--- START DATA ROWS ---
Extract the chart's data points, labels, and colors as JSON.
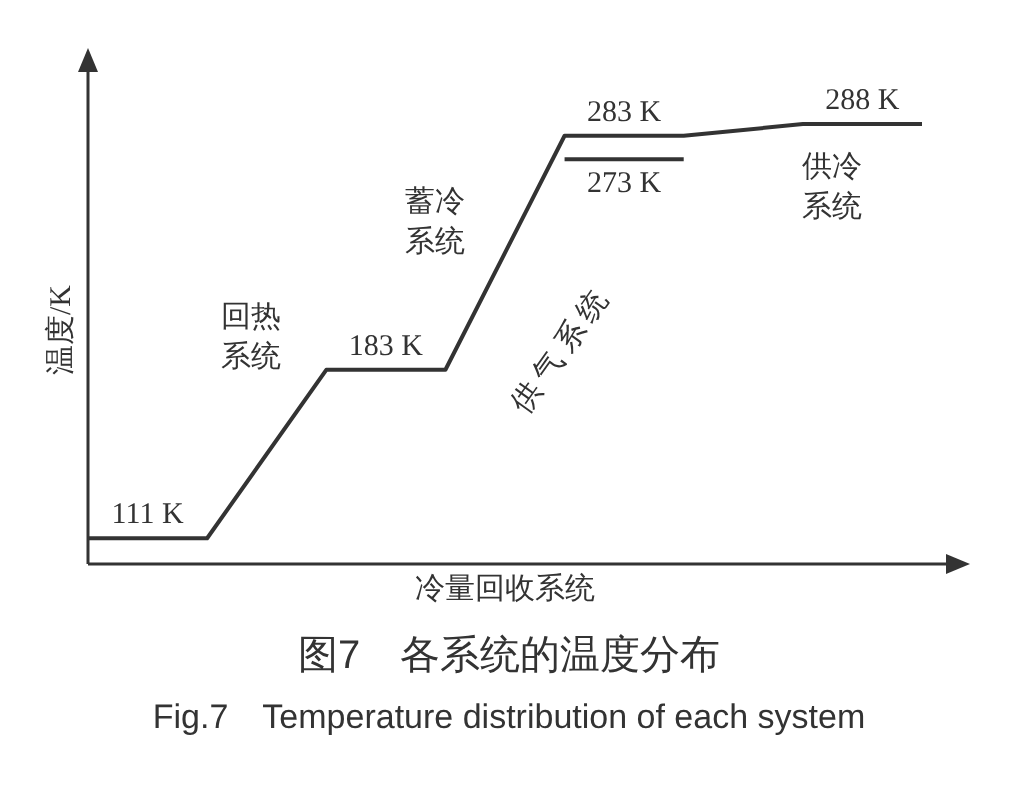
{
  "chart_data": {
    "type": "line",
    "title": "图7　各系统的温度分布",
    "subtitle": "Fig.7　Temperature distribution of each system",
    "xlabel": "冷量回收系统",
    "ylabel": "温度/K",
    "categories": [
      null,
      null,
      null,
      null,
      null,
      null,
      null,
      null
    ],
    "series": [
      {
        "color": "#333333",
        "values": [
          111,
          111,
          183,
          183,
          283,
          283,
          288,
          288
        ],
        "value_labels": [
          "111 K",
          null,
          "183 K",
          null,
          "283 K",
          null,
          "288 K",
          null
        ]
      },
      {
        "color": "#333333",
        "values": [
          null,
          null,
          null,
          null,
          273,
          273,
          null,
          null
        ],
        "value_labels": [
          null,
          null,
          null,
          null,
          "273 K",
          null,
          null,
          null
        ]
      }
    ],
    "annotations": [
      "回热系统",
      "蓄冷系统",
      "供气系统",
      "供冷系统"
    ],
    "marker": "none",
    "line_style": "solid"
  }
}
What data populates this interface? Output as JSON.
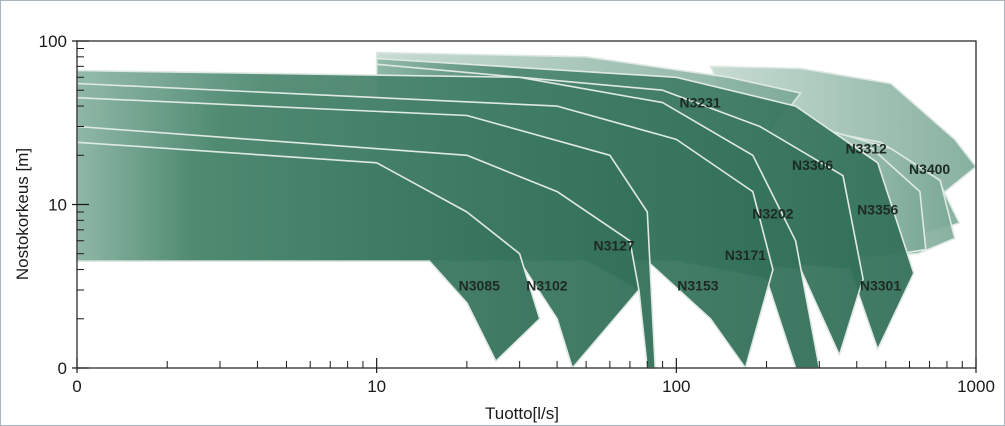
{
  "chart_data": {
    "type": "area",
    "title": "",
    "xlabel": "Tuotto[l/s]",
    "ylabel": "Nostokorkeus [m]",
    "x_scale": "log",
    "x_ticks": [
      {
        "value": 1,
        "label": "0"
      },
      {
        "value": 10,
        "label": "10"
      },
      {
        "value": 100,
        "label": "100"
      },
      {
        "value": 1000,
        "label": "1000"
      }
    ],
    "y_ticks": [
      {
        "value": 1,
        "label": "0"
      },
      {
        "value": 10,
        "label": "10"
      },
      {
        "value": 100,
        "label": "100"
      }
    ],
    "xlim": [
      1,
      1000
    ],
    "ylim": [
      1,
      100
    ],
    "grid": false,
    "fill_color": "#3d7a62",
    "fill_color_light": "#9fc1b2",
    "edge_color": "#dfe9e4",
    "series": [
      {
        "name": "N3400",
        "pts": [
          [
            130,
            70
          ],
          [
            260,
            68
          ],
          [
            520,
            55
          ],
          [
            850,
            25
          ],
          [
            1000,
            17
          ],
          [
            650,
            9
          ],
          [
            420,
            6.5
          ],
          [
            250,
            5
          ]
        ],
        "shade": 0.8
      },
      {
        "name": "N3356",
        "pts": [
          [
            190,
            25
          ],
          [
            260,
            30
          ],
          [
            480,
            24
          ],
          [
            750,
            14
          ],
          [
            880,
            7.7
          ],
          [
            560,
            6
          ],
          [
            380,
            5.1
          ],
          [
            200,
            5
          ]
        ],
        "shade": 0.72
      },
      {
        "name": "N3312",
        "pts": [
          [
            200,
            28
          ],
          [
            290,
            30
          ],
          [
            520,
            22
          ],
          [
            760,
            14
          ],
          [
            850,
            6.2
          ],
          [
            640,
            5
          ],
          [
            420,
            4.8
          ],
          [
            250,
            4.6
          ]
        ],
        "shade": 0.66
      },
      {
        "name": "N3306",
        "pts": [
          [
            200,
            25
          ],
          [
            320,
            24
          ],
          [
            450,
            22
          ],
          [
            650,
            12
          ],
          [
            680,
            5.3
          ],
          [
            480,
            4.8
          ],
          [
            280,
            4.6
          ]
        ],
        "shade": 0.6
      },
      {
        "name": "N3231",
        "pts": [
          [
            10,
            85
          ],
          [
            50,
            80
          ],
          [
            150,
            60
          ],
          [
            260,
            48
          ],
          [
            190,
            23
          ],
          [
            150,
            20
          ],
          [
            60,
            14
          ],
          [
            10,
            12
          ]
        ],
        "shade": 0.55
      },
      {
        "name": "N3301",
        "pts": [
          [
            10,
            78
          ],
          [
            100,
            60
          ],
          [
            250,
            40
          ],
          [
            470,
            18
          ],
          [
            620,
            3.8
          ],
          [
            470,
            1.3
          ],
          [
            380,
            4
          ],
          [
            180,
            4.5
          ],
          [
            10,
            4.5
          ]
        ],
        "shade": 0.25
      },
      {
        "name": "N3202",
        "pts": [
          [
            10,
            72
          ],
          [
            90,
            50
          ],
          [
            190,
            30
          ],
          [
            360,
            15
          ],
          [
            420,
            3.5
          ],
          [
            350,
            1.2
          ],
          [
            260,
            4
          ],
          [
            130,
            4.5
          ],
          [
            10,
            4.5
          ]
        ],
        "shade": 0.3
      },
      {
        "name": "N3171",
        "pts": [
          [
            1,
            66
          ],
          [
            30,
            60
          ],
          [
            90,
            42
          ],
          [
            180,
            20
          ],
          [
            250,
            6
          ],
          [
            300,
            1
          ],
          [
            250,
            1
          ],
          [
            200,
            3.5
          ],
          [
            100,
            4.5
          ],
          [
            1,
            4.5
          ]
        ],
        "shade": 0.35
      },
      {
        "name": "N3153",
        "pts": [
          [
            1,
            55
          ],
          [
            40,
            40
          ],
          [
            100,
            25
          ],
          [
            180,
            12
          ],
          [
            210,
            4
          ],
          [
            170,
            1
          ],
          [
            130,
            2
          ],
          [
            80,
            4.5
          ],
          [
            1,
            4.5
          ]
        ],
        "shade": 0.38
      },
      {
        "name": "N3127",
        "pts": [
          [
            1,
            45
          ],
          [
            20,
            35
          ],
          [
            60,
            20
          ],
          [
            80,
            9
          ],
          [
            85,
            1
          ],
          [
            80,
            1
          ],
          [
            75,
            3
          ],
          [
            50,
            4.5
          ],
          [
            1,
            4.5
          ]
        ],
        "shade": 0.42
      },
      {
        "name": "N3102",
        "pts": [
          [
            1,
            30
          ],
          [
            20,
            20
          ],
          [
            40,
            12
          ],
          [
            70,
            6
          ],
          [
            75,
            3
          ],
          [
            45,
            1
          ],
          [
            40,
            2
          ],
          [
            30,
            4.5
          ],
          [
            1,
            4.5
          ]
        ],
        "shade": 0.45
      },
      {
        "name": "N3085",
        "pts": [
          [
            1,
            24
          ],
          [
            10,
            18
          ],
          [
            20,
            9
          ],
          [
            30,
            5
          ],
          [
            35,
            2
          ],
          [
            25,
            1.1
          ],
          [
            20,
            2.5
          ],
          [
            15,
            4.5
          ],
          [
            1,
            4.5
          ]
        ],
        "shade": 0.5
      }
    ],
    "labels": [
      {
        "text": "N3231",
        "x": 120,
        "y": 42
      },
      {
        "text": "N3312",
        "x": 430,
        "y": 22
      },
      {
        "text": "N3306",
        "x": 285,
        "y": 17.5
      },
      {
        "text": "N3400",
        "x": 700,
        "y": 16.5
      },
      {
        "text": "N3356",
        "x": 470,
        "y": 9.3
      },
      {
        "text": "N3202",
        "x": 210,
        "y": 8.8
      },
      {
        "text": "N3171",
        "x": 170,
        "y": 4.9
      },
      {
        "text": "N3127",
        "x": 62,
        "y": 5.6
      },
      {
        "text": "N3085",
        "x": 22,
        "y": 3.2
      },
      {
        "text": "N3102",
        "x": 37,
        "y": 3.2
      },
      {
        "text": "N3153",
        "x": 118,
        "y": 3.2
      },
      {
        "text": "N3301",
        "x": 480,
        "y": 3.2
      }
    ]
  }
}
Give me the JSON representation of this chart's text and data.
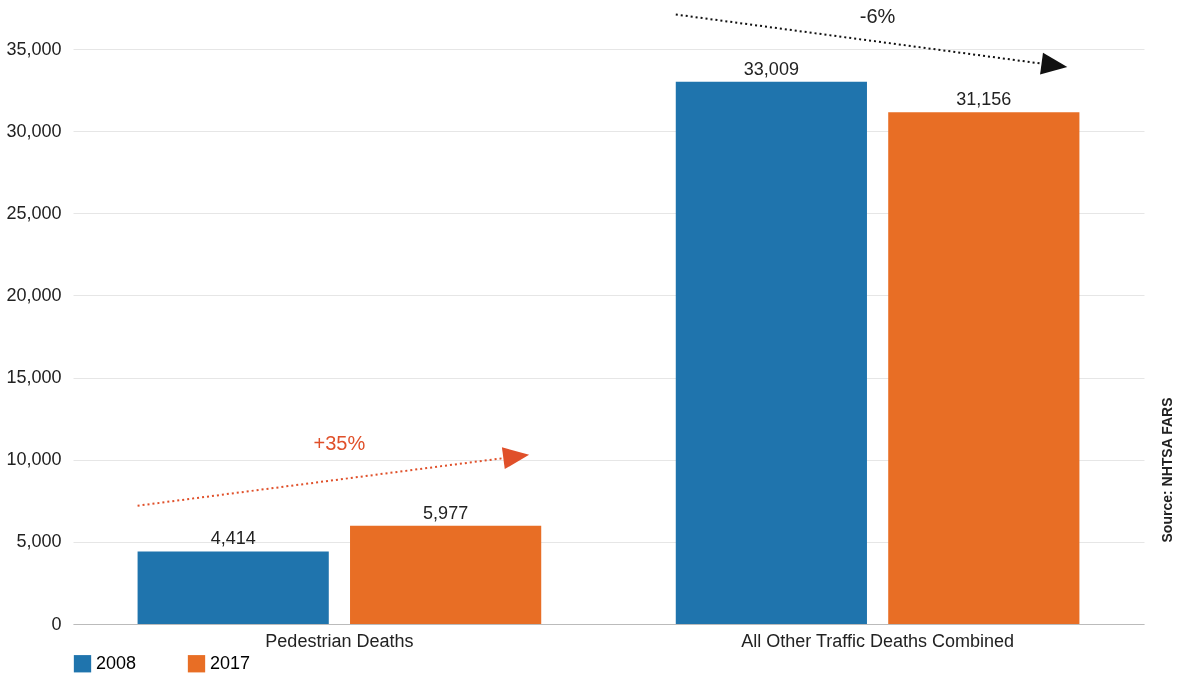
{
  "chart_data": {
    "type": "bar",
    "categories": [
      "Pedestrian Deaths",
      "All Other Traffic Deaths Combined"
    ],
    "series": [
      {
        "name": "2008",
        "color": "#1f74ad",
        "values": [
          4414,
          33009
        ],
        "value_labels": [
          "4,414",
          "33,009"
        ]
      },
      {
        "name": "2017",
        "color": "#e86e25",
        "values": [
          5977,
          31156
        ],
        "value_labels": [
          "5,977",
          "31,156"
        ]
      }
    ],
    "ylim": [
      0,
      35000
    ],
    "yticks": [
      0,
      {
        "value": 5000,
        "label": "5,000"
      },
      {
        "value": 10000,
        "label": "10,000"
      },
      {
        "value": 15000,
        "label": "15,000"
      },
      {
        "value": 20000,
        "label": "20,000"
      },
      {
        "value": 25000,
        "label": "25,000"
      },
      {
        "value": 30000,
        "label": "30,000"
      },
      {
        "value": 35000,
        "label": "35,000"
      }
    ],
    "grid": "y",
    "legend": "bottom",
    "annotations": [
      "+35%",
      "-6%",
      "Source: NHTSA FARS"
    ]
  }
}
--- END DATA ROWS ---
**THE REQUEST:**
Copy every line in the records above that contains the word "JSON".

**SOLUTION FOR THIS TASK:**
Extract the chart's data points, labels, and colors as JSON.
What data populates this interface? Output as JSON.
Give me the JSON representation of this chart's text and data.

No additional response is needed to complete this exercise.